• _Task_
Write out the material exactly, without any of its pictures.

• _Dataset extract_
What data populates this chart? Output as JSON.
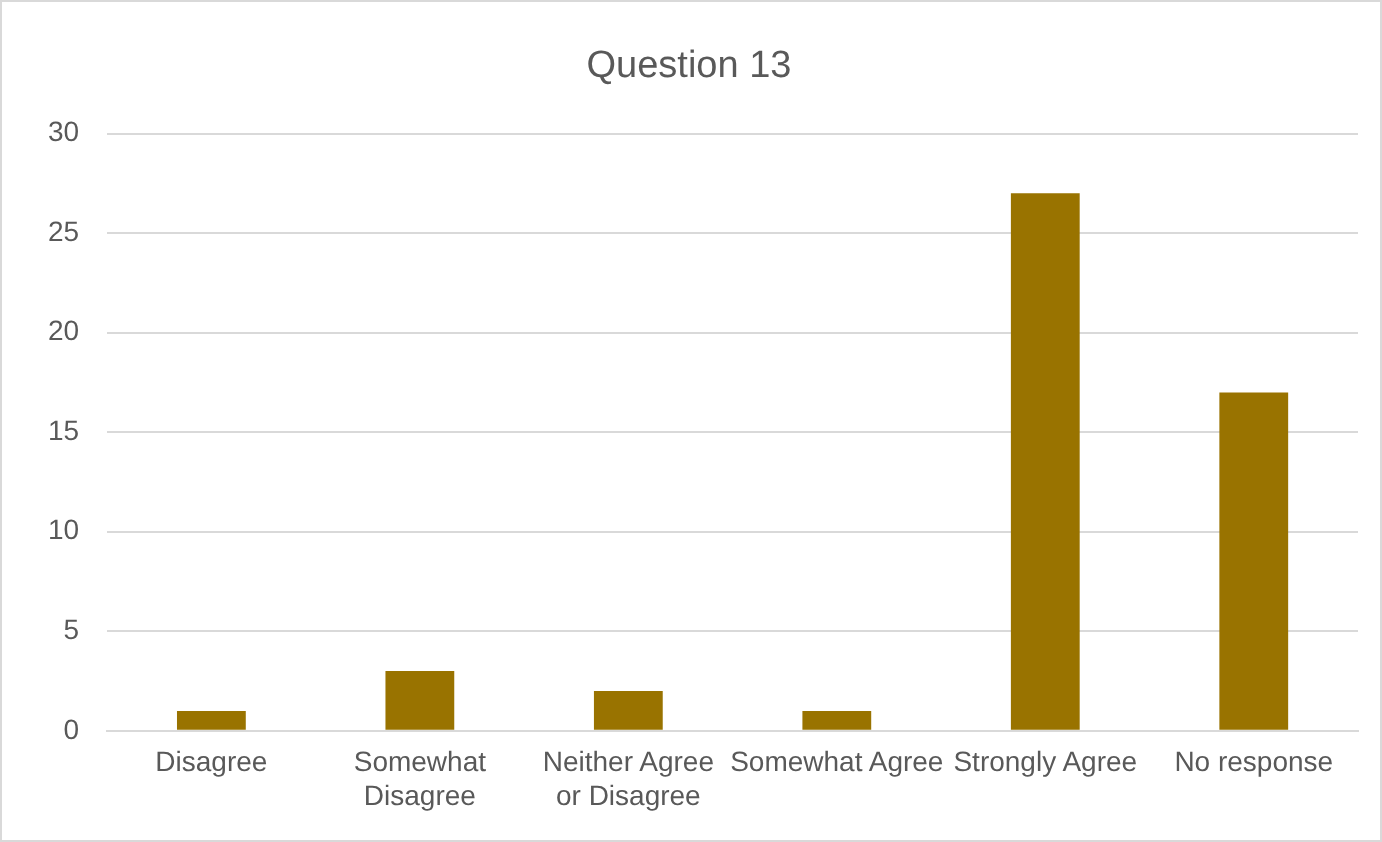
{
  "chart_data": {
    "type": "bar",
    "title": "Question 13",
    "categories": [
      "Disagree",
      "Somewhat Disagree",
      "Neither Agree or Disagree",
      "Somewhat Agree",
      "Strongly Agree",
      "No response"
    ],
    "values": [
      1,
      3,
      2,
      1,
      27,
      17
    ],
    "color": "#997300",
    "ylim": [
      0,
      30
    ],
    "yticks": [
      0,
      5,
      10,
      15,
      20,
      25,
      30
    ],
    "grid": "y",
    "legend": false
  }
}
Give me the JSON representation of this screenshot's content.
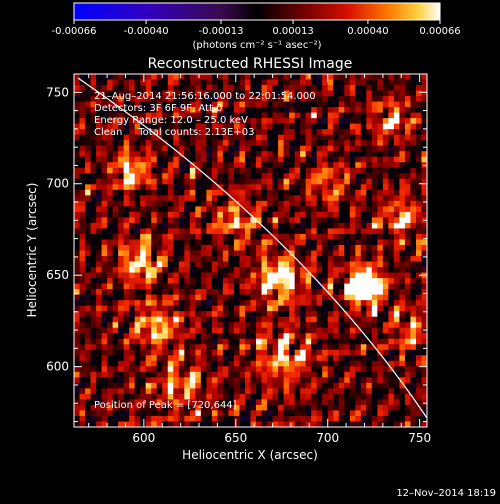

• _Completed task_
What data populates this chart? Output as JSON.
{
  "chart_data": {
    "type": "bar",
    "title": "Question 13",
    "categories": [
      "Disagree",
      "Somewhat Disagree",
      "Neither Agree or Disagree",
      "Somewhat Agree",
      "Strongly Agree",
      "No response"
    ],
    "values": [
      1,
      3,
      2,
      1,
      27,
      17
    ],
    "color": "#997300",
    "ylim": [
      0,
      30
    ],
    "yticks": [
      0,
      5,
      10,
      15,
      20,
      25,
      30
    ],
    "grid": "y",
    "legend": false
  }
}
Give me the JSON representation of this screenshot's content.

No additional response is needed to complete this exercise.